--- Start Data records ---
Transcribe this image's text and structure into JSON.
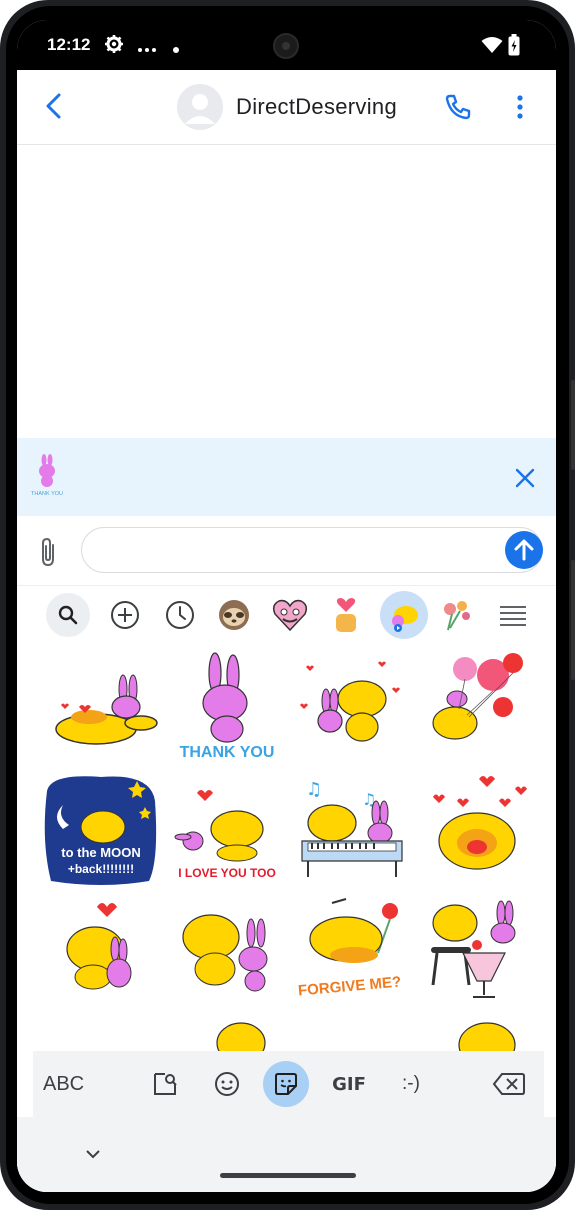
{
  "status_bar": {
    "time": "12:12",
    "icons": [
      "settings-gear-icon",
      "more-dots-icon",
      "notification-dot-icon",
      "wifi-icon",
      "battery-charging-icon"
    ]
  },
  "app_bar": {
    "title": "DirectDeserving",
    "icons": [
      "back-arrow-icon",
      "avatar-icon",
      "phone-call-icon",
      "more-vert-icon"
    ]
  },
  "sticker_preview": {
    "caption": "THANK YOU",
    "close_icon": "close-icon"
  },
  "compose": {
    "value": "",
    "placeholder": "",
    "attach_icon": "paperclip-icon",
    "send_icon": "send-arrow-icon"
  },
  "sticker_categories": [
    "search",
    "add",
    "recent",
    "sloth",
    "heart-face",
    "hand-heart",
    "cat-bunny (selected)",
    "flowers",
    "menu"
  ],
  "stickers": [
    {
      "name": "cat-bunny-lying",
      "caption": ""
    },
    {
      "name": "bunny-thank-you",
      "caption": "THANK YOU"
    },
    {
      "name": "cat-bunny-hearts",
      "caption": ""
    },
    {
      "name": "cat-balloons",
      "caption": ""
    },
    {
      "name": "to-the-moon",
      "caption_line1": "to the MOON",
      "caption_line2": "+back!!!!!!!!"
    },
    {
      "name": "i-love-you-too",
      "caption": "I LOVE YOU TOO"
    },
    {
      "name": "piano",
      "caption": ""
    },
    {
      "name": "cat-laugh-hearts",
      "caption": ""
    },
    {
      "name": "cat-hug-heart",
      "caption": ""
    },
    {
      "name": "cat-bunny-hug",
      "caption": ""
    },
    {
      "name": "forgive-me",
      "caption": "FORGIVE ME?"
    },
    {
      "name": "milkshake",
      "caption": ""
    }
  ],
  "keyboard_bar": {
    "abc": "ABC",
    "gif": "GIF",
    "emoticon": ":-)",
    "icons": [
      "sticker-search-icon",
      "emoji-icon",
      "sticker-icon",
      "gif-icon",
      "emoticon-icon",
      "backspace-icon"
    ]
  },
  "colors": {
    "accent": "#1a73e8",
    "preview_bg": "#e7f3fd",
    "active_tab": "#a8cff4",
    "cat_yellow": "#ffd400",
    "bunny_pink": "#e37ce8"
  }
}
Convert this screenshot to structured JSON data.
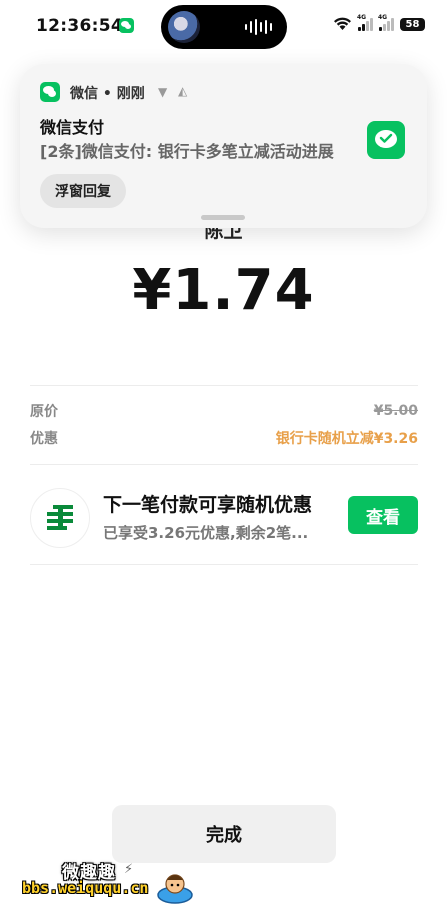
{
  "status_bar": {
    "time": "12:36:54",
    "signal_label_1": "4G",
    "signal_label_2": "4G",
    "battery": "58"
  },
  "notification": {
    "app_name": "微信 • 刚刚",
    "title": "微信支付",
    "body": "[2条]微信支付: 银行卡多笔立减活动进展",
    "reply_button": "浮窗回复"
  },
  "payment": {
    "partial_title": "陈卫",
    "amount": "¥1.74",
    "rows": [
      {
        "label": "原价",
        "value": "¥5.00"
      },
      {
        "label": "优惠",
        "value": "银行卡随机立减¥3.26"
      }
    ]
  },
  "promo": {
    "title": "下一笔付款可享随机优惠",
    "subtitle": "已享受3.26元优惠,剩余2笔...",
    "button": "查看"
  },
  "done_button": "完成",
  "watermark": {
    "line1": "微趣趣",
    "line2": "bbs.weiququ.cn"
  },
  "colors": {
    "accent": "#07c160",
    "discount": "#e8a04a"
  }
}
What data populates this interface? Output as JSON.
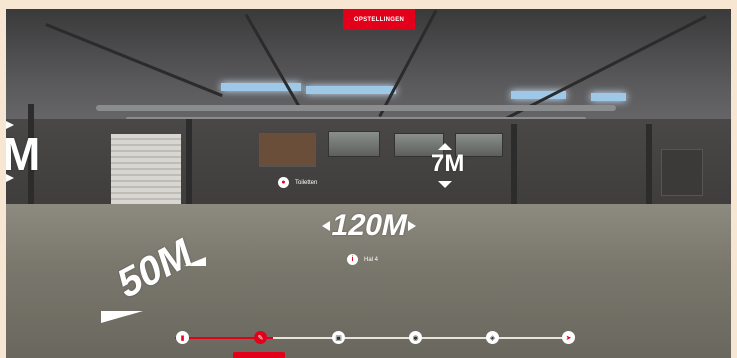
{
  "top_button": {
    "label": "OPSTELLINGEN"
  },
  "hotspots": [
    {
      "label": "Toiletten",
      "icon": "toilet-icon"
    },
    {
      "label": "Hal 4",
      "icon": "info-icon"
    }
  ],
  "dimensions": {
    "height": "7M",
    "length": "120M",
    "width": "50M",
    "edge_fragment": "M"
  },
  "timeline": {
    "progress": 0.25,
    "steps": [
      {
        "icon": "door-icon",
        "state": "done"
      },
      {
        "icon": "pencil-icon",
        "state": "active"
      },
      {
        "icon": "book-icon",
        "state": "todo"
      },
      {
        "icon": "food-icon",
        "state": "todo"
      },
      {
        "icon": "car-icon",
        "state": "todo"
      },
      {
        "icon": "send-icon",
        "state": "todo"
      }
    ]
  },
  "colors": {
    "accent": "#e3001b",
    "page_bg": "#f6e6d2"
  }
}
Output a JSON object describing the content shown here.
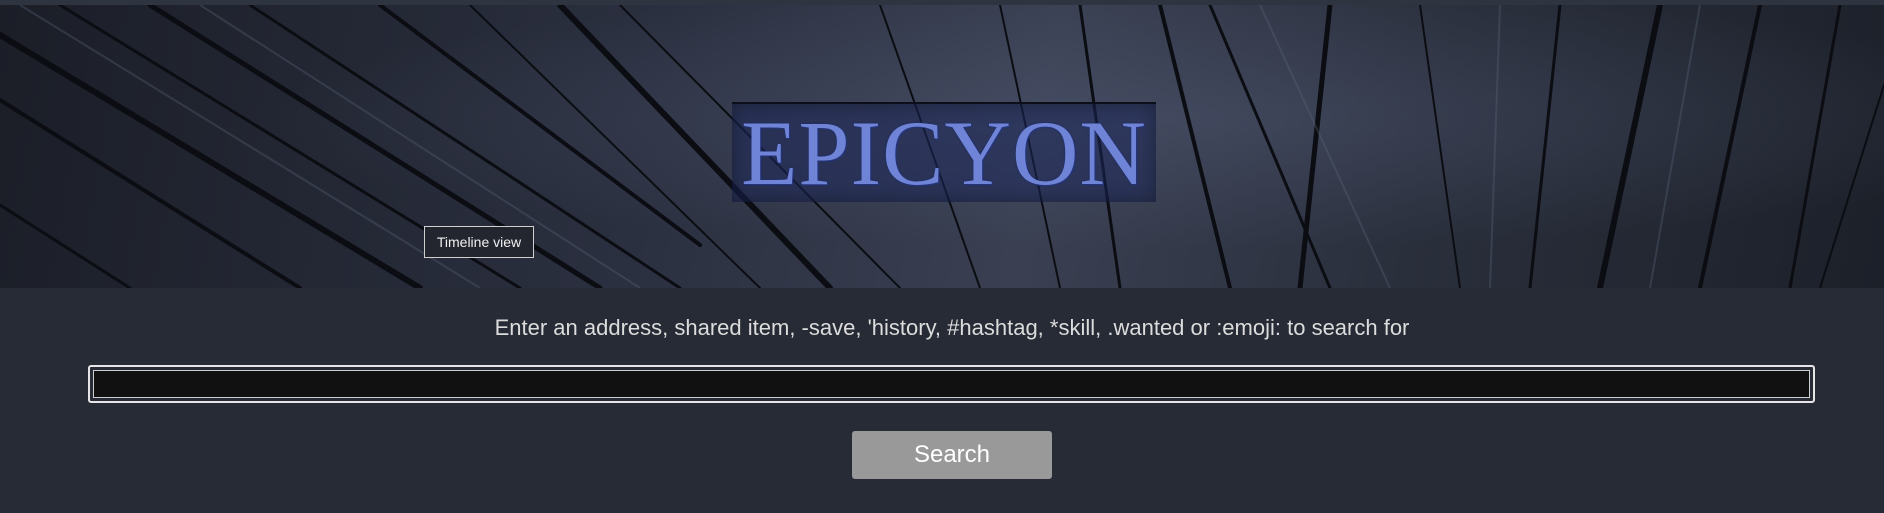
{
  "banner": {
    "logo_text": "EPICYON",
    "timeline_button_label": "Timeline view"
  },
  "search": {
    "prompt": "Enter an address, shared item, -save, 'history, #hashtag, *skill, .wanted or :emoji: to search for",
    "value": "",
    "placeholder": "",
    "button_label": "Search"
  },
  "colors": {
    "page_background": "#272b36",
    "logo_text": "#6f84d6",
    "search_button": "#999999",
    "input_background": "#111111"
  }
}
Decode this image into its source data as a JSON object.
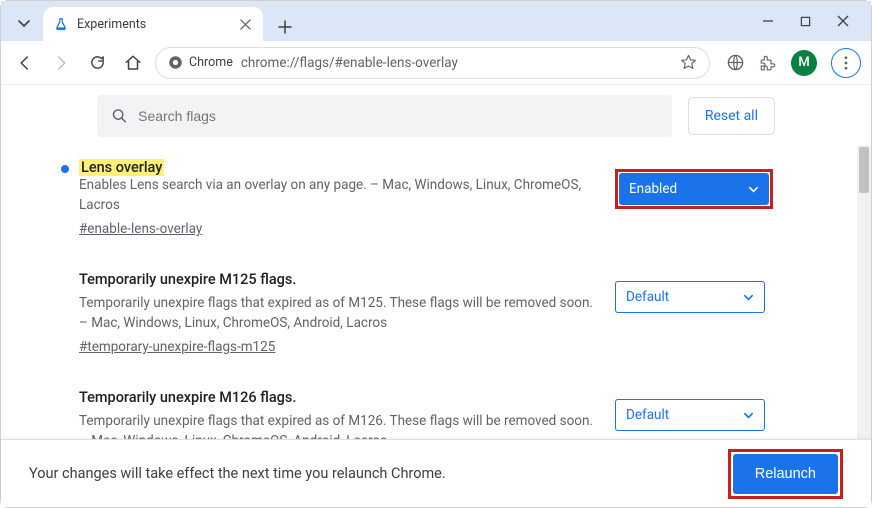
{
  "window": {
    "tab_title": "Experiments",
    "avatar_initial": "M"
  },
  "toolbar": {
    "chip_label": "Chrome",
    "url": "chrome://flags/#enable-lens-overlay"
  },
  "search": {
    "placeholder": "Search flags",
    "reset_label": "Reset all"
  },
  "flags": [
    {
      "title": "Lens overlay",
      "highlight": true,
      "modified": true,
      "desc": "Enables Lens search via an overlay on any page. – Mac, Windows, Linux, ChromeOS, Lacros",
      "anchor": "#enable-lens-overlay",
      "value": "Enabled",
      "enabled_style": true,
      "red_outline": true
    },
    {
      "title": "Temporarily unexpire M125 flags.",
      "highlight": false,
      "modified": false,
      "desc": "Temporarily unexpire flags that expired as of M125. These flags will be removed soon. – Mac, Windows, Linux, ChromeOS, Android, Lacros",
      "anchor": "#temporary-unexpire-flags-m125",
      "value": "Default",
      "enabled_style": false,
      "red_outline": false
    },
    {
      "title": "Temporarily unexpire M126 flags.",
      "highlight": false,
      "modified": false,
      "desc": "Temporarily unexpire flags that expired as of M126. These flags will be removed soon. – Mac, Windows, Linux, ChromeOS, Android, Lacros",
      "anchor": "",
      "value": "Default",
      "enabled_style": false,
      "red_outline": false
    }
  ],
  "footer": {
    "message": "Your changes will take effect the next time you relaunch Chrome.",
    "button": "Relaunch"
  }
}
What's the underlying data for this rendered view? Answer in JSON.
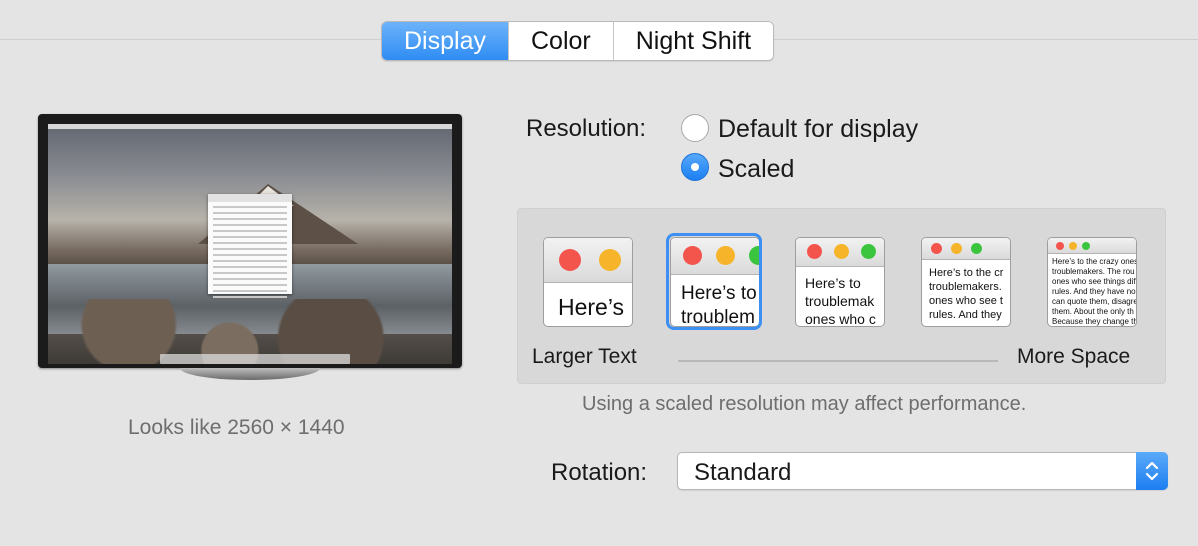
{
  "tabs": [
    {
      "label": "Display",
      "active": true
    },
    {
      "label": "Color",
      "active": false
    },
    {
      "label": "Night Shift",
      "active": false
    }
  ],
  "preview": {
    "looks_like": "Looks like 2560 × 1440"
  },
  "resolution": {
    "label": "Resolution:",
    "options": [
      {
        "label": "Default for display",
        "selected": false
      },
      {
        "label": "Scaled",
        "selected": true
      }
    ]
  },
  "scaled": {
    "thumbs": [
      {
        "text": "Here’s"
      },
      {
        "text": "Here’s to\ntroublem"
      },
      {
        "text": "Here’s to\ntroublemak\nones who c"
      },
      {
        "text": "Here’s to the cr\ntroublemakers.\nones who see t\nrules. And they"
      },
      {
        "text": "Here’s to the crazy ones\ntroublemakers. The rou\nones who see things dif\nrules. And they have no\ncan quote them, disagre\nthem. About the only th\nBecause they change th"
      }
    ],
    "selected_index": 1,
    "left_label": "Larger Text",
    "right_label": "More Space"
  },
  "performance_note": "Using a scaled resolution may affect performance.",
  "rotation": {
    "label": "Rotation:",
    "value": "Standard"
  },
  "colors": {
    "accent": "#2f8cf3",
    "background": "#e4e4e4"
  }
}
--- End Data records ---
▶ Challenge
Transcribe the listing above verbatim. Omit the pictures.

▶ Written answer
Transcribe this image's text and structure into JSON.
{
  "status_bar": {
    "time": "12:12",
    "icons": [
      "settings-gear-icon",
      "more-dots-icon",
      "notification-dot-icon",
      "wifi-icon",
      "battery-charging-icon"
    ]
  },
  "app_bar": {
    "title": "DirectDeserving",
    "icons": [
      "back-arrow-icon",
      "avatar-icon",
      "phone-call-icon",
      "more-vert-icon"
    ]
  },
  "sticker_preview": {
    "caption": "THANK YOU",
    "close_icon": "close-icon"
  },
  "compose": {
    "value": "",
    "placeholder": "",
    "attach_icon": "paperclip-icon",
    "send_icon": "send-arrow-icon"
  },
  "sticker_categories": [
    "search",
    "add",
    "recent",
    "sloth",
    "heart-face",
    "hand-heart",
    "cat-bunny (selected)",
    "flowers",
    "menu"
  ],
  "stickers": [
    {
      "name": "cat-bunny-lying",
      "caption": ""
    },
    {
      "name": "bunny-thank-you",
      "caption": "THANK YOU"
    },
    {
      "name": "cat-bunny-hearts",
      "caption": ""
    },
    {
      "name": "cat-balloons",
      "caption": ""
    },
    {
      "name": "to-the-moon",
      "caption_line1": "to the MOON",
      "caption_line2": "+back!!!!!!!!"
    },
    {
      "name": "i-love-you-too",
      "caption": "I LOVE YOU TOO"
    },
    {
      "name": "piano",
      "caption": ""
    },
    {
      "name": "cat-laugh-hearts",
      "caption": ""
    },
    {
      "name": "cat-hug-heart",
      "caption": ""
    },
    {
      "name": "cat-bunny-hug",
      "caption": ""
    },
    {
      "name": "forgive-me",
      "caption": "FORGIVE ME?"
    },
    {
      "name": "milkshake",
      "caption": ""
    }
  ],
  "keyboard_bar": {
    "abc": "ABC",
    "gif": "GIF",
    "emoticon": ":-)",
    "icons": [
      "sticker-search-icon",
      "emoji-icon",
      "sticker-icon",
      "gif-icon",
      "emoticon-icon",
      "backspace-icon"
    ]
  },
  "colors": {
    "accent": "#1a73e8",
    "preview_bg": "#e7f3fd",
    "active_tab": "#a8cff4",
    "cat_yellow": "#ffd400",
    "bunny_pink": "#e37ce8"
  }
}
Convert this screenshot to structured JSON data.
{
  "status_bar": {
    "time": "12:36:54",
    "signal_label_1": "4G",
    "signal_label_2": "4G",
    "battery": "58"
  },
  "notification": {
    "app_name": "微信 • 刚刚",
    "title": "微信支付",
    "body": "[2条]微信支付: 银行卡多笔立减活动进展",
    "reply_button": "浮窗回复"
  },
  "payment": {
    "partial_title": "陈卫",
    "amount": "¥1.74",
    "rows": [
      {
        "label": "原价",
        "value": "¥5.00"
      },
      {
        "label": "优惠",
        "value": "银行卡随机立减¥3.26"
      }
    ]
  },
  "promo": {
    "title": "下一笔付款可享随机优惠",
    "subtitle": "已享受3.26元优惠,剩余2笔...",
    "button": "查看"
  },
  "done_button": "完成",
  "watermark": {
    "line1": "微趣趣",
    "line2": "bbs.weiququ.cn"
  },
  "colors": {
    "accent": "#07c160",
    "discount": "#e8a04a"
  }
}
What data populates this interface? Output as JSON.
{
  "top_button": {
    "label": "OPSTELLINGEN"
  },
  "hotspots": [
    {
      "label": "Toiletten",
      "icon": "toilet-icon"
    },
    {
      "label": "Hal 4",
      "icon": "info-icon"
    }
  ],
  "dimensions": {
    "height": "7M",
    "length": "120M",
    "width": "50M",
    "edge_fragment": "M"
  },
  "timeline": {
    "progress": 0.25,
    "steps": [
      {
        "icon": "door-icon",
        "state": "done"
      },
      {
        "icon": "pencil-icon",
        "state": "active"
      },
      {
        "icon": "book-icon",
        "state": "todo"
      },
      {
        "icon": "food-icon",
        "state": "todo"
      },
      {
        "icon": "car-icon",
        "state": "todo"
      },
      {
        "icon": "send-icon",
        "state": "todo"
      }
    ]
  },
  "colors": {
    "accent": "#e3001b",
    "page_bg": "#f6e6d2"
  }
}
Output a JSON object describing the content shown here.
{
  "banner": {
    "logo_text": "EPICYON",
    "timeline_button_label": "Timeline view"
  },
  "search": {
    "prompt": "Enter an address, shared item, -save, 'history, #hashtag, *skill, .wanted or :emoji: to search for",
    "value": "",
    "placeholder": "",
    "button_label": "Search"
  },
  "colors": {
    "page_background": "#272b36",
    "logo_text": "#6f84d6",
    "search_button": "#999999",
    "input_background": "#111111"
  }
}
Decode this image into its source data as a JSON object.
{
  "window": {
    "tab_title": "Experiments",
    "avatar_initial": "M"
  },
  "toolbar": {
    "chip_label": "Chrome",
    "url": "chrome://flags/#enable-lens-overlay"
  },
  "search": {
    "placeholder": "Search flags",
    "reset_label": "Reset all"
  },
  "flags": [
    {
      "title": "Lens overlay",
      "highlight": true,
      "modified": true,
      "desc": "Enables Lens search via an overlay on any page. – Mac, Windows, Linux, ChromeOS, Lacros",
      "anchor": "#enable-lens-overlay",
      "value": "Enabled",
      "enabled_style": true,
      "red_outline": true
    },
    {
      "title": "Temporarily unexpire M125 flags.",
      "highlight": false,
      "modified": false,
      "desc": "Temporarily unexpire flags that expired as of M125. These flags will be removed soon. – Mac, Windows, Linux, ChromeOS, Android, Lacros",
      "anchor": "#temporary-unexpire-flags-m125",
      "value": "Default",
      "enabled_style": false,
      "red_outline": false
    },
    {
      "title": "Temporarily unexpire M126 flags.",
      "highlight": false,
      "modified": false,
      "desc": "Temporarily unexpire flags that expired as of M126. These flags will be removed soon. – Mac, Windows, Linux, ChromeOS, Android, Lacros",
      "anchor": "",
      "value": "Default",
      "enabled_style": false,
      "red_outline": false
    }
  ],
  "footer": {
    "message": "Your changes will take effect the next time you relaunch Chrome.",
    "button": "Relaunch"
  }
}
What's the underlying data for this rendered view? Answer in JSON.
{
  "tabs": [
    {
      "label": "Display",
      "active": true
    },
    {
      "label": "Color",
      "active": false
    },
    {
      "label": "Night Shift",
      "active": false
    }
  ],
  "preview": {
    "looks_like": "Looks like 2560 × 1440"
  },
  "resolution": {
    "label": "Resolution:",
    "options": [
      {
        "label": "Default for display",
        "selected": false
      },
      {
        "label": "Scaled",
        "selected": true
      }
    ]
  },
  "scaled": {
    "thumbs": [
      {
        "text": "Here’s"
      },
      {
        "text": "Here’s to\ntroublem"
      },
      {
        "text": "Here’s to\ntroublemak\nones who c"
      },
      {
        "text": "Here’s to the cr\ntroublemakers.\nones who see t\nrules. And they"
      },
      {
        "text": "Here’s to the crazy ones\ntroublemakers. The rou\nones who see things dif\nrules. And they have no\ncan quote them, disagre\nthem. About the only th\nBecause they change th"
      }
    ],
    "selected_index": 1,
    "left_label": "Larger Text",
    "right_label": "More Space"
  },
  "performance_note": "Using a scaled resolution may affect performance.",
  "rotation": {
    "label": "Rotation:",
    "value": "Standard"
  },
  "colors": {
    "accent": "#2f8cf3",
    "background": "#e4e4e4"
  }
}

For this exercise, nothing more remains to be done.